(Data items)

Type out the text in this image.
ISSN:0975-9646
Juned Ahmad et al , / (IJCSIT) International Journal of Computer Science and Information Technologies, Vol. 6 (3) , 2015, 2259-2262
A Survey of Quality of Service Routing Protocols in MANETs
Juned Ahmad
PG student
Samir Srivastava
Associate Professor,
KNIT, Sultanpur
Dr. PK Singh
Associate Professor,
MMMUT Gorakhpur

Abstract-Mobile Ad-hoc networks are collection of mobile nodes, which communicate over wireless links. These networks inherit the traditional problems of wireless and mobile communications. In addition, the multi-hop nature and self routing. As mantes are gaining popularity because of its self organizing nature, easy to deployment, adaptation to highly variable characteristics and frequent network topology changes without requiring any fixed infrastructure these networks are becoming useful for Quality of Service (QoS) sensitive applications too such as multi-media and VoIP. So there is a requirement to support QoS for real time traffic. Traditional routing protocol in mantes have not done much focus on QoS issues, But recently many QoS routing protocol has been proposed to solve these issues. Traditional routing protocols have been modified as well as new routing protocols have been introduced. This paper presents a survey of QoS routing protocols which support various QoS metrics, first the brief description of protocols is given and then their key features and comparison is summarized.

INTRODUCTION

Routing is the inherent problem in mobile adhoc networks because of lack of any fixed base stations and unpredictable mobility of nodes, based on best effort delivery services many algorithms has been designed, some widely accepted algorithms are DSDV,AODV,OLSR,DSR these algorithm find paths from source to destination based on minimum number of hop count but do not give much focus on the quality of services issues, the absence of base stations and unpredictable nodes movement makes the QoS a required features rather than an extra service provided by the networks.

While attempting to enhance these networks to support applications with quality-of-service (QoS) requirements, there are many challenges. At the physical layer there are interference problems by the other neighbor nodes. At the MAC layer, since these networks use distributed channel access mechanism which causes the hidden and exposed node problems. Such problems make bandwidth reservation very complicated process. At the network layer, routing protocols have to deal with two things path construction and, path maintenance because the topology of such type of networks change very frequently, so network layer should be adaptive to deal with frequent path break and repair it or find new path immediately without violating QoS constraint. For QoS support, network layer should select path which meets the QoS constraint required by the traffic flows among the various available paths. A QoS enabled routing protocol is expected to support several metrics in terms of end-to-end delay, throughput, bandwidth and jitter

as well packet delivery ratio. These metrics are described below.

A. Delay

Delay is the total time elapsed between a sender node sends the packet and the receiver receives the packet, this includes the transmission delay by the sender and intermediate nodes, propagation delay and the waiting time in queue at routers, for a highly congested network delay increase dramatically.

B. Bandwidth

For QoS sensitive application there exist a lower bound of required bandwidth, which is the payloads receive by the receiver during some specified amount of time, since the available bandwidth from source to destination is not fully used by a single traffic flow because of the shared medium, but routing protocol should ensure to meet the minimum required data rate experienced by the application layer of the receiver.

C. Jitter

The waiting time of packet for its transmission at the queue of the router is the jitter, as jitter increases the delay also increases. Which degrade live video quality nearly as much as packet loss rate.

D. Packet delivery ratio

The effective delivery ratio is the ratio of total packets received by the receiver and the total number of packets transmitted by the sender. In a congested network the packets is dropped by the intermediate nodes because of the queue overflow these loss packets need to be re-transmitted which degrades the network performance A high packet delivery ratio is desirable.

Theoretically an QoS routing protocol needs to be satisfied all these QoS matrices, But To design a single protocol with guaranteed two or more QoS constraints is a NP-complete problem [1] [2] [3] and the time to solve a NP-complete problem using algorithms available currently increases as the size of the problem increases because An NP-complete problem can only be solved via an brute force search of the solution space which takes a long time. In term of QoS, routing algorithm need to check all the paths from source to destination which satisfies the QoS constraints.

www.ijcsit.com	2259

Directive –
Read through the entries and copy each line in which "sender" appears.

Reply –
Delay is the total time elapsed between a sender node sends the packet and the receiver receives the packet, this includes the transmission delay by the sender and intermediate nodes, propagation delay and the waiting time in queue at routers, for a highly congested network delay increase dramatically.
The effective delivery ratio is the ratio of total packets received by the receiver and the total number of packets transmitted by the sender. In a congested network the packets is dropped by the intermediate nodes because of the queue overflow these loss packets need to be re-transmitted which degrades the network performance A high packet delivery ratio is desirable.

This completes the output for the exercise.